What the task asks →
Every line of the entries below that carries the string "will" should be copied.

Source records →
=====

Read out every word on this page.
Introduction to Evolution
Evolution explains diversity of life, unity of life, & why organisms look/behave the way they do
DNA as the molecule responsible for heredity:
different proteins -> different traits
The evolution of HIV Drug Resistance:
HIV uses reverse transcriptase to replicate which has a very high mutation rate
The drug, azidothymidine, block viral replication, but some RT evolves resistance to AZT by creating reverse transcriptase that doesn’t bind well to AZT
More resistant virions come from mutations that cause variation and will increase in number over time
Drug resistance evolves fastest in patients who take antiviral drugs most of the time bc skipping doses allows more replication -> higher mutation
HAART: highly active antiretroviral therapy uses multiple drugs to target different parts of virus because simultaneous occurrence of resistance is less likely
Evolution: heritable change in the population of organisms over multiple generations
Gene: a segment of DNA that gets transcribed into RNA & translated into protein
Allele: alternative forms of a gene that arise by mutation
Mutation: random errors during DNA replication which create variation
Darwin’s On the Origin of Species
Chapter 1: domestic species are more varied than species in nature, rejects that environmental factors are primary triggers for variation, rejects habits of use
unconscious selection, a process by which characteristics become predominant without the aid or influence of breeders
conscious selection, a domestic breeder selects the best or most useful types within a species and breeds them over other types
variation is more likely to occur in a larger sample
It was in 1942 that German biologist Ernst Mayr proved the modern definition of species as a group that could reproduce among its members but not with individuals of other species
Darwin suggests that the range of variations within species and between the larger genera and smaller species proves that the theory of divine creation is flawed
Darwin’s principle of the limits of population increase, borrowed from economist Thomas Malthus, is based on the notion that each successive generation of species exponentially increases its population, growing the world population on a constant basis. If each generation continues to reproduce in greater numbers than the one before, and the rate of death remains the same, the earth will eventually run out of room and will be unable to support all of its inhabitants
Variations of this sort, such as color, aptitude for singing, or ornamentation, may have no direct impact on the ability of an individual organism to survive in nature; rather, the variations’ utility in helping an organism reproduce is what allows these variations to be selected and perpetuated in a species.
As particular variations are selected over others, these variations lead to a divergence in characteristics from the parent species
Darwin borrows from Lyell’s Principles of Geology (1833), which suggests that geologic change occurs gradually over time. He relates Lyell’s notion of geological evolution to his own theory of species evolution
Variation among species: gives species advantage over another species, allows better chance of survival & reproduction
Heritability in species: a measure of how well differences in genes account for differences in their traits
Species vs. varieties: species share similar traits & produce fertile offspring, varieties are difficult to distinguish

=====

Answer to the problem →
More resistant virions come from mutations that cause variation and will increase in number over time
Darwin’s principle of the limits of population increase, borrowed from economist Thomas Malthus, is based on the notion that each successive generation of species exponentially increases its population, growing the world population on a constant basis. If each generation continues to reproduce in greater numbers than the one before, and the rate of death remains the same, the earth will eventually run out of room and will be unable to support all of its inhabitants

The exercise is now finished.